● EXERCISE INPUTS
---

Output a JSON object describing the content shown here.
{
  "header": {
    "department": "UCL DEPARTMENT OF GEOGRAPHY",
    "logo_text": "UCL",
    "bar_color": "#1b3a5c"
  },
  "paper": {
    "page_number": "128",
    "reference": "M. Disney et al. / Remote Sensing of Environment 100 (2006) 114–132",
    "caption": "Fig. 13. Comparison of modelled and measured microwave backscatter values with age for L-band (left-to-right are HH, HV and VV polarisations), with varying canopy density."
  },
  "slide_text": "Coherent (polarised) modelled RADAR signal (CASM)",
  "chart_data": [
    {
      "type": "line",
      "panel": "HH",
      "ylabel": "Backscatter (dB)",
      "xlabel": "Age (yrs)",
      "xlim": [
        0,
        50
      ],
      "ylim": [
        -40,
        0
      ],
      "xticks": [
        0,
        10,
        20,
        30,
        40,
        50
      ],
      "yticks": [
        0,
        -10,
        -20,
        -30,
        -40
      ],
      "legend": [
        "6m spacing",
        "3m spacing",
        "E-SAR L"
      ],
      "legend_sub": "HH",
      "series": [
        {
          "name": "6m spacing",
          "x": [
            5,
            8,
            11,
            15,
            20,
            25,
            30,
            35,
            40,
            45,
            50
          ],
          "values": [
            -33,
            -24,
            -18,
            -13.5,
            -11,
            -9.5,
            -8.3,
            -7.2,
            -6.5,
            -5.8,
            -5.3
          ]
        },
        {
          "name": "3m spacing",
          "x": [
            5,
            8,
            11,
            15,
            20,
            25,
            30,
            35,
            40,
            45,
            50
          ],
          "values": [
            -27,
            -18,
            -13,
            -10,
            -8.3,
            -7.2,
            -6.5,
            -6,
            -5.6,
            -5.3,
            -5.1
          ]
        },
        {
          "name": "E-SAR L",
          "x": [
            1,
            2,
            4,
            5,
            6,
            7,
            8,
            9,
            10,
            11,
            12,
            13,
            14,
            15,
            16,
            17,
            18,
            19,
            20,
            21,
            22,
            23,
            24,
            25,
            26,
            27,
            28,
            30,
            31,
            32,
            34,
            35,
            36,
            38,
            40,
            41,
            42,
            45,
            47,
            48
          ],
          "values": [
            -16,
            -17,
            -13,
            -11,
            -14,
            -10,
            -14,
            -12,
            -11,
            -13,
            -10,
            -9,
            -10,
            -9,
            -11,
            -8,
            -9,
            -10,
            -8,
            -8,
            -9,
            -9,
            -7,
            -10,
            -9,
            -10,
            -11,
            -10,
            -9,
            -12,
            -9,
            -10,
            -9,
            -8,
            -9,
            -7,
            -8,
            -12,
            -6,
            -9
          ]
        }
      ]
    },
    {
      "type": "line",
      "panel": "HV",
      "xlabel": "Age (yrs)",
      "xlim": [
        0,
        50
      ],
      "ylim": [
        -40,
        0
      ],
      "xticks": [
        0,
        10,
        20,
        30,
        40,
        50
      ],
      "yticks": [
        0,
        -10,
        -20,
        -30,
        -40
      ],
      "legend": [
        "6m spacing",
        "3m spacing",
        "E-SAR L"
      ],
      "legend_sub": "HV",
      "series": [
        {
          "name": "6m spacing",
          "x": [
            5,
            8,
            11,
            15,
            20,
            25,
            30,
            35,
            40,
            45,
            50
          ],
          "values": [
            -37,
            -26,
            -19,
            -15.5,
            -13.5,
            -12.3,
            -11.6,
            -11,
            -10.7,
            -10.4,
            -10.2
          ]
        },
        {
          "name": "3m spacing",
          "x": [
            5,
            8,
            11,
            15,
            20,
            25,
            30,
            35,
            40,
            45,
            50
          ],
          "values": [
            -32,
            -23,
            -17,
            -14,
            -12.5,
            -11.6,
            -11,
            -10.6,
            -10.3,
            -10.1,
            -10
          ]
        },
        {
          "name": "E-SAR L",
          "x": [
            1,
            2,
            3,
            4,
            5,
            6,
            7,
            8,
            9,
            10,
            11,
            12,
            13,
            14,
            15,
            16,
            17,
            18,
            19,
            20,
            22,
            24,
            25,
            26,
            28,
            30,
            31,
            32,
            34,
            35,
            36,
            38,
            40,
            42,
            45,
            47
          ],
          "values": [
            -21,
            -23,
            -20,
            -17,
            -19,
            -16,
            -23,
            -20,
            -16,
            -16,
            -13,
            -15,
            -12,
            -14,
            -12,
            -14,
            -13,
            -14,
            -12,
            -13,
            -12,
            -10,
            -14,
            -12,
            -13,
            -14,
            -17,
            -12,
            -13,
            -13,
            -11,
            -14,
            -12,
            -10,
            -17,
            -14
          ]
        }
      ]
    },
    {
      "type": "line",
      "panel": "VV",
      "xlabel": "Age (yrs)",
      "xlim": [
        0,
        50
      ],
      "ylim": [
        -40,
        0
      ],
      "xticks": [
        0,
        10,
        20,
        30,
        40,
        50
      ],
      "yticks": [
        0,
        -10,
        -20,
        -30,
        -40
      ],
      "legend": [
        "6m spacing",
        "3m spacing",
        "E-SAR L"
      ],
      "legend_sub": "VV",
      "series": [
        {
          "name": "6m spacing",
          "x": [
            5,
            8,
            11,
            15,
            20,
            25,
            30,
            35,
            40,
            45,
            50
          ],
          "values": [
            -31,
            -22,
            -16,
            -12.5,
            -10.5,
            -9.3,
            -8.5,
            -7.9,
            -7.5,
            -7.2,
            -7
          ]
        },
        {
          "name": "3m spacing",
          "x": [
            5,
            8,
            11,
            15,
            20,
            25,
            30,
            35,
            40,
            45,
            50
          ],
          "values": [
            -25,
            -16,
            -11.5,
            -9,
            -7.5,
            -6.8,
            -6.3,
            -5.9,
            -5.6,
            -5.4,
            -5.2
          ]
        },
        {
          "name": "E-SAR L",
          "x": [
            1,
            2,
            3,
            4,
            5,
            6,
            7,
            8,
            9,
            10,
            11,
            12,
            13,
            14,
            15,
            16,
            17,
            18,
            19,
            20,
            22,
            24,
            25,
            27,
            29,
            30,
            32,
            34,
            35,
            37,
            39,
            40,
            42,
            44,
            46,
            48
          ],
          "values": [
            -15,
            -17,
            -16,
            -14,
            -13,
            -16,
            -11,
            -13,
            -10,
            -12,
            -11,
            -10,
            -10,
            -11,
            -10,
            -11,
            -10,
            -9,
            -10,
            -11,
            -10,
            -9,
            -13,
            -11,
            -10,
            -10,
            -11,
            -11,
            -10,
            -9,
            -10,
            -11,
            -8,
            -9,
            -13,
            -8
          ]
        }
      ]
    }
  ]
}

---

● REQUIREMENTS
Print all of the entries again, exactly as written.

● TASK RESPONSE
Output a JSON object describing the content shown here.
{
  "header": {
    "department": "UCL DEPARTMENT OF GEOGRAPHY",
    "logo_text": "UCL",
    "bar_color": "#1b3a5c"
  },
  "paper": {
    "page_number": "128",
    "reference": "M. Disney et al. / Remote Sensing of Environment 100 (2006) 114–132",
    "caption": "Fig. 13. Comparison of modelled and measured microwave backscatter values with age for L-band (left-to-right are HH, HV and VV polarisations), with varying canopy density."
  },
  "slide_text": "Coherent (polarised) modelled RADAR signal (CASM)",
  "chart_data": [
    {
      "type": "line",
      "panel": "HH",
      "ylabel": "Backscatter (dB)",
      "xlabel": "Age (yrs)",
      "xlim": [
        0,
        50
      ],
      "ylim": [
        -40,
        0
      ],
      "xticks": [
        0,
        10,
        20,
        30,
        40,
        50
      ],
      "yticks": [
        0,
        -10,
        -20,
        -30,
        -40
      ],
      "legend": [
        "6m spacing",
        "3m spacing",
        "E-SAR L"
      ],
      "legend_sub": "HH",
      "series": [
        {
          "name": "6m spacing",
          "x": [
            5,
            8,
            11,
            15,
            20,
            25,
            30,
            35,
            40,
            45,
            50
          ],
          "values": [
            -33,
            -24,
            -18,
            -13.5,
            -11,
            -9.5,
            -8.3,
            -7.2,
            -6.5,
            -5.8,
            -5.3
          ]
        },
        {
          "name": "3m spacing",
          "x": [
            5,
            8,
            11,
            15,
            20,
            25,
            30,
            35,
            40,
            45,
            50
          ],
          "values": [
            -27,
            -18,
            -13,
            -10,
            -8.3,
            -7.2,
            -6.5,
            -6,
            -5.6,
            -5.3,
            -5.1
          ]
        },
        {
          "name": "E-SAR L",
          "x": [
            1,
            2,
            4,
            5,
            6,
            7,
            8,
            9,
            10,
            11,
            12,
            13,
            14,
            15,
            16,
            17,
            18,
            19,
            20,
            21,
            22,
            23,
            24,
            25,
            26,
            27,
            28,
            30,
            31,
            32,
            34,
            35,
            36,
            38,
            40,
            41,
            42,
            45,
            47,
            48
          ],
          "values": [
            -16,
            -17,
            -13,
            -11,
            -14,
            -10,
            -14,
            -12,
            -11,
            -13,
            -10,
            -9,
            -10,
            -9,
            -11,
            -8,
            -9,
            -10,
            -8,
            -8,
            -9,
            -9,
            -7,
            -10,
            -9,
            -10,
            -11,
            -10,
            -9,
            -12,
            -9,
            -10,
            -9,
            -8,
            -9,
            -7,
            -8,
            -12,
            -6,
            -9
          ]
        }
      ]
    },
    {
      "type": "line",
      "panel": "HV",
      "xlabel": "Age (yrs)",
      "xlim": [
        0,
        50
      ],
      "ylim": [
        -40,
        0
      ],
      "xticks": [
        0,
        10,
        20,
        30,
        40,
        50
      ],
      "yticks": [
        0,
        -10,
        -20,
        -30,
        -40
      ],
      "legend": [
        "6m spacing",
        "3m spacing",
        "E-SAR L"
      ],
      "legend_sub": "HV",
      "series": [
        {
          "name": "6m spacing",
          "x": [
            5,
            8,
            11,
            15,
            20,
            25,
            30,
            35,
            40,
            45,
            50
          ],
          "values": [
            -37,
            -26,
            -19,
            -15.5,
            -13.5,
            -12.3,
            -11.6,
            -11,
            -10.7,
            -10.4,
            -10.2
          ]
        },
        {
          "name": "3m spacing",
          "x": [
            5,
            8,
            11,
            15,
            20,
            25,
            30,
            35,
            40,
            45,
            50
          ],
          "values": [
            -32,
            -23,
            -17,
            -14,
            -12.5,
            -11.6,
            -11,
            -10.6,
            -10.3,
            -10.1,
            -10
          ]
        },
        {
          "name": "E-SAR L",
          "x": [
            1,
            2,
            3,
            4,
            5,
            6,
            7,
            8,
            9,
            10,
            11,
            12,
            13,
            14,
            15,
            16,
            17,
            18,
            19,
            20,
            22,
            24,
            25,
            26,
            28,
            30,
            31,
            32,
            34,
            35,
            36,
            38,
            40,
            42,
            45,
            47
          ],
          "values": [
            -21,
            -23,
            -20,
            -17,
            -19,
            -16,
            -23,
            -20,
            -16,
            -16,
            -13,
            -15,
            -12,
            -14,
            -12,
            -14,
            -13,
            -14,
            -12,
            -13,
            -12,
            -10,
            -14,
            -12,
            -13,
            -14,
            -17,
            -12,
            -13,
            -13,
            -11,
            -14,
            -12,
            -10,
            -17,
            -14
          ]
        }
      ]
    },
    {
      "type": "line",
      "panel": "VV",
      "xlabel": "Age (yrs)",
      "xlim": [
        0,
        50
      ],
      "ylim": [
        -40,
        0
      ],
      "xticks": [
        0,
        10,
        20,
        30,
        40,
        50
      ],
      "yticks": [
        0,
        -10,
        -20,
        -30,
        -40
      ],
      "legend": [
        "6m spacing",
        "3m spacing",
        "E-SAR L"
      ],
      "legend_sub": "VV",
      "series": [
        {
          "name": "6m spacing",
          "x": [
            5,
            8,
            11,
            15,
            20,
            25,
            30,
            35,
            40,
            45,
            50
          ],
          "values": [
            -31,
            -22,
            -16,
            -12.5,
            -10.5,
            -9.3,
            -8.5,
            -7.9,
            -7.5,
            -7.2,
            -7
          ]
        },
        {
          "name": "3m spacing",
          "x": [
            5,
            8,
            11,
            15,
            20,
            25,
            30,
            35,
            40,
            45,
            50
          ],
          "values": [
            -25,
            -16,
            -11.5,
            -9,
            -7.5,
            -6.8,
            -6.3,
            -5.9,
            -5.6,
            -5.4,
            -5.2
          ]
        },
        {
          "name": "E-SAR L",
          "x": [
            1,
            2,
            3,
            4,
            5,
            6,
            7,
            8,
            9,
            10,
            11,
            12,
            13,
            14,
            15,
            16,
            17,
            18,
            19,
            20,
            22,
            24,
            25,
            27,
            29,
            30,
            32,
            34,
            35,
            37,
            39,
            40,
            42,
            44,
            46,
            48
          ],
          "values": [
            -15,
            -17,
            -16,
            -14,
            -13,
            -16,
            -11,
            -13,
            -10,
            -12,
            -11,
            -10,
            -10,
            -11,
            -10,
            -11,
            -10,
            -9,
            -10,
            -11,
            -10,
            -9,
            -13,
            -11,
            -10,
            -10,
            -11,
            -11,
            -10,
            -9,
            -10,
            -11,
            -8,
            -9,
            -13,
            -8
          ]
        }
      ]
    }
  ]
}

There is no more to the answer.